*WHAT YOU WILL DO*
Locate all lines in the data below that hold "Unternehmen" and show them.

******************************

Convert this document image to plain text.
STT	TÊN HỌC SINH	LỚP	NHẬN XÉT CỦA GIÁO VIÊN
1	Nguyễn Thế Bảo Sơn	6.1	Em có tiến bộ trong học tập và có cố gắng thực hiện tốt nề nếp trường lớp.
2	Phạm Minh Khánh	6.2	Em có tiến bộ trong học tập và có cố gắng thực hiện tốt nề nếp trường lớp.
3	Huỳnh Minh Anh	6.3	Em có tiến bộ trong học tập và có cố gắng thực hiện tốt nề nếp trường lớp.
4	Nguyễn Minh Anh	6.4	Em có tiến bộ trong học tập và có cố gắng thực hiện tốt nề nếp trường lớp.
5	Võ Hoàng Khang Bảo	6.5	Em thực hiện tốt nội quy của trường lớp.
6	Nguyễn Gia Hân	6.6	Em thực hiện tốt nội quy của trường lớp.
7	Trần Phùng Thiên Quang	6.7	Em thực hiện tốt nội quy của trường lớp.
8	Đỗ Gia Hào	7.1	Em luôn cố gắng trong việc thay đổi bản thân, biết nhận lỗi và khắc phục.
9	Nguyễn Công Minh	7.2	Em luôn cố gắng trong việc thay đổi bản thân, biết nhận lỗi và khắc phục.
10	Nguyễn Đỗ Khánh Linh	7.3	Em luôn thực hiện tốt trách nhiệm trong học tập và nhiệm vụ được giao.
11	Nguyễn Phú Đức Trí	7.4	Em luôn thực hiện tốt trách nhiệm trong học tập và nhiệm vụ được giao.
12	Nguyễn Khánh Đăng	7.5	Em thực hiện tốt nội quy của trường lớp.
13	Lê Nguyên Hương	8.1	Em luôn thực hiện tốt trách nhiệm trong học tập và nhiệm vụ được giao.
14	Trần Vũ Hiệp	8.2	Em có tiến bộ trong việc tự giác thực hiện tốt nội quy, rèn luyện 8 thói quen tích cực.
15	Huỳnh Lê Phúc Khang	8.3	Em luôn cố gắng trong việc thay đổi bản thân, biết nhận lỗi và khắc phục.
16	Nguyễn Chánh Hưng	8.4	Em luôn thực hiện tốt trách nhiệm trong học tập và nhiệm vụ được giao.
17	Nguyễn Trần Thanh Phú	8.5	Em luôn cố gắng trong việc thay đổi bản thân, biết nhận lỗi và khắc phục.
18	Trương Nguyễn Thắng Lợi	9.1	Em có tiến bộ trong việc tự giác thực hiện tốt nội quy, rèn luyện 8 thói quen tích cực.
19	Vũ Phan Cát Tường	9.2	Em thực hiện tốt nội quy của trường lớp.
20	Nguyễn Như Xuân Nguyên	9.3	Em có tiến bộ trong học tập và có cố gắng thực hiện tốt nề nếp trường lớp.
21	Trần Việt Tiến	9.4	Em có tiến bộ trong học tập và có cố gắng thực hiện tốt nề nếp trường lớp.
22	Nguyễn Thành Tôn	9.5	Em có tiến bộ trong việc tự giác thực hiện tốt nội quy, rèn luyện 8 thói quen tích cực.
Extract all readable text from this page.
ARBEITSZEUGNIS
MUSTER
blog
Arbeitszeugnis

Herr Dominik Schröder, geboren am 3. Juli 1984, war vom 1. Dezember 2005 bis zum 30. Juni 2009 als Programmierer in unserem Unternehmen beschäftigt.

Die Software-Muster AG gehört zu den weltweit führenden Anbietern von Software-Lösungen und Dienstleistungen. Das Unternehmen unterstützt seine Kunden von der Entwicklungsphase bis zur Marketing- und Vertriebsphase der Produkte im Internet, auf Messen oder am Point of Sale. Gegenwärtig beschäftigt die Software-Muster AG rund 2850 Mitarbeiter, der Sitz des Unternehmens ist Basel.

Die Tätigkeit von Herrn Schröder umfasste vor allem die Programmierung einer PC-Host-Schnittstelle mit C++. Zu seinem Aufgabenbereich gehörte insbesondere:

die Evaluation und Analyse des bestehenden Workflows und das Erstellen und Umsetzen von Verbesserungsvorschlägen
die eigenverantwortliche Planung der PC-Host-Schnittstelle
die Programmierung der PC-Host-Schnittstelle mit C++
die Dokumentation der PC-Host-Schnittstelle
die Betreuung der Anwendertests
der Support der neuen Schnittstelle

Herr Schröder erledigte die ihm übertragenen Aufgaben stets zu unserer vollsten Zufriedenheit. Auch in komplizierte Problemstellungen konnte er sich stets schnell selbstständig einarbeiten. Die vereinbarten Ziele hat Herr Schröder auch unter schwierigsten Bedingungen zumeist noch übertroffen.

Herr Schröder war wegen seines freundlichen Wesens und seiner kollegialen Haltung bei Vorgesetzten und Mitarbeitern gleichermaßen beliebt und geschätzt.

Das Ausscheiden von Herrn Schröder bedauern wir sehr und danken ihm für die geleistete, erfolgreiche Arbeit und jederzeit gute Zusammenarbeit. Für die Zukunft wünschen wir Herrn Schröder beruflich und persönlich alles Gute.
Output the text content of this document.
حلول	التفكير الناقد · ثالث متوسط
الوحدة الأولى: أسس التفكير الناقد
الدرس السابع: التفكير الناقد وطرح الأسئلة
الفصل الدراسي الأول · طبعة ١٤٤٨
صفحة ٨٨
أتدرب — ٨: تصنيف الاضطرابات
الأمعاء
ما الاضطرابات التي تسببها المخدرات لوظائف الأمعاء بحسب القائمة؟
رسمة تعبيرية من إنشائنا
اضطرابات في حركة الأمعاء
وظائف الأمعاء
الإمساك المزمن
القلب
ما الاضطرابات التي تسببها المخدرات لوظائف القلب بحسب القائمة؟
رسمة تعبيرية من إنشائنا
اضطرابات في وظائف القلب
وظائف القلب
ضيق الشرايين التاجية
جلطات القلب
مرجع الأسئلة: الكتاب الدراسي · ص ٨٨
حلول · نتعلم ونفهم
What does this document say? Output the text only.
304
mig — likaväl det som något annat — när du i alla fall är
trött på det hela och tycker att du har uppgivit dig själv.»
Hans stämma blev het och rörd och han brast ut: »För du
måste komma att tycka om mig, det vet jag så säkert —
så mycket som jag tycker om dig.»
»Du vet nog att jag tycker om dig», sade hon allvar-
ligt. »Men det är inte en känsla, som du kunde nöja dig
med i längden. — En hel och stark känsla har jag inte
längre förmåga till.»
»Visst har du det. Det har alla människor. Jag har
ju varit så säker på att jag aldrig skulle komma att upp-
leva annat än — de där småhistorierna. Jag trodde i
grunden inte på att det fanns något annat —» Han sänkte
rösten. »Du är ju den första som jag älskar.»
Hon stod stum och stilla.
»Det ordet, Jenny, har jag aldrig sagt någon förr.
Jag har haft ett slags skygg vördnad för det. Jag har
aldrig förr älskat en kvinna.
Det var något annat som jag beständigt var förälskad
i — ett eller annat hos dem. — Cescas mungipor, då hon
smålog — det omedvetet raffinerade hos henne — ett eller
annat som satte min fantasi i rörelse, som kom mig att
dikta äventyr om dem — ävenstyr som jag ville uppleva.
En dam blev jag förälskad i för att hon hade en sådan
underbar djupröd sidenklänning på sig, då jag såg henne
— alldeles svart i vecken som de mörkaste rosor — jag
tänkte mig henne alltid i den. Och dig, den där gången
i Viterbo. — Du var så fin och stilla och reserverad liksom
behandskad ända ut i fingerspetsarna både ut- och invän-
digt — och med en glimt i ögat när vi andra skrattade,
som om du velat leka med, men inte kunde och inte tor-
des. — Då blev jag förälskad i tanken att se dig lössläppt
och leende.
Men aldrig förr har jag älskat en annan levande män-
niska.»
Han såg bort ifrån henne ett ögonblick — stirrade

******************************

*FINISHED ANSWER*
Herr Dominik Schröder, geboren am 3. Juli 1984, war vom 1. Dezember 2005 bis zum 30. Juni 2009 als Programmierer in unserem Unternehmen beschäftigt.
Die Software-Muster AG gehört zu den weltweit führenden Anbietern von Software-Lösungen und Dienstleistungen. Das Unternehmen unterstützt seine Kunden von der Entwicklungsphase bis zur Marketing- und Vertriebsphase der Produkte im Internet, auf Messen oder am Point of Sale. Gegenwärtig beschäftigt die Software-Muster AG rund 2850 Mitarbeiter, der Sitz des Unternehmens ist Basel.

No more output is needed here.